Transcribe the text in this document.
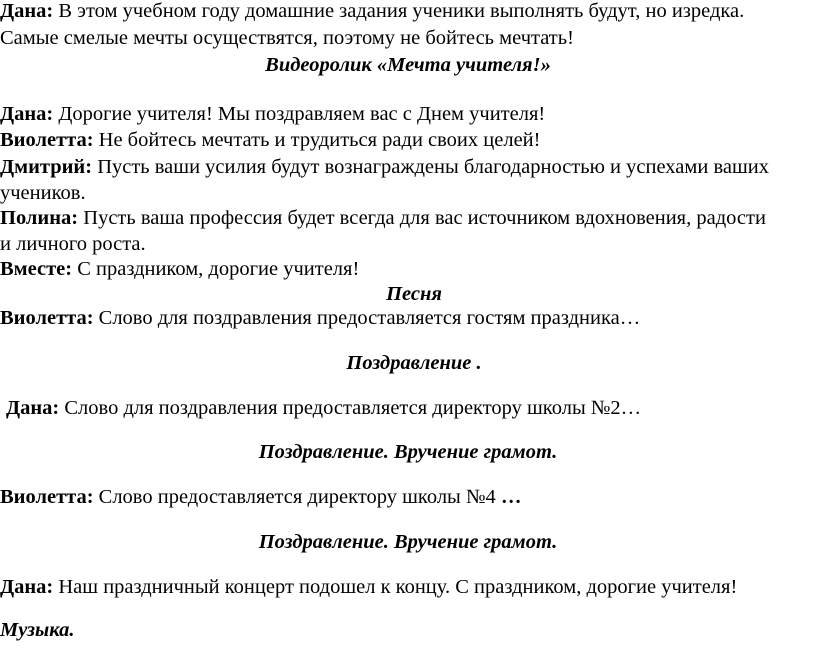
Дана: В этом учебном году домашние задания ученики выполнять будут, но изредка.
Самые смелые мечты осуществятся, поэтому не бойтесь мечтать!
Видеоролик «Мечта учителя!»
Дана: Дорогие учителя! Мы поздравляем вас с Днем учителя!
Виолетта: Не бойтесь мечтать и трудиться ради своих целей!
Дмитрий: Пусть ваши усилия будут вознаграждены благодарностью и успехами ваших
учеников.
Полина: Пусть ваша профессия будет всегда для вас источником вдохновения, радости
и личного роста.
Вместе: С праздником, дорогие учителя!
Песня
Виолетта: Слово для поздравления предоставляется гостям праздника…
Поздравление .
Дана: Слово для поздравления предоставляется директору школы №2…
Поздравление. Вручение грамот.
Виолетта: Слово предоставляется директору школы №4 …
Поздравление. Вручение грамот.
Дана: Наш праздничный концерт подошел к концу. С праздником, дорогие учителя!
Музыка.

- - - - -

Pick each line holding the word "будут" out of the data and copy it.

Дана: В этом учебном году домашние задания ученики выполнять будут, но изредка.
Дмитрий: Пусть ваши усилия будут вознаграждены благодарностью и успехами ваших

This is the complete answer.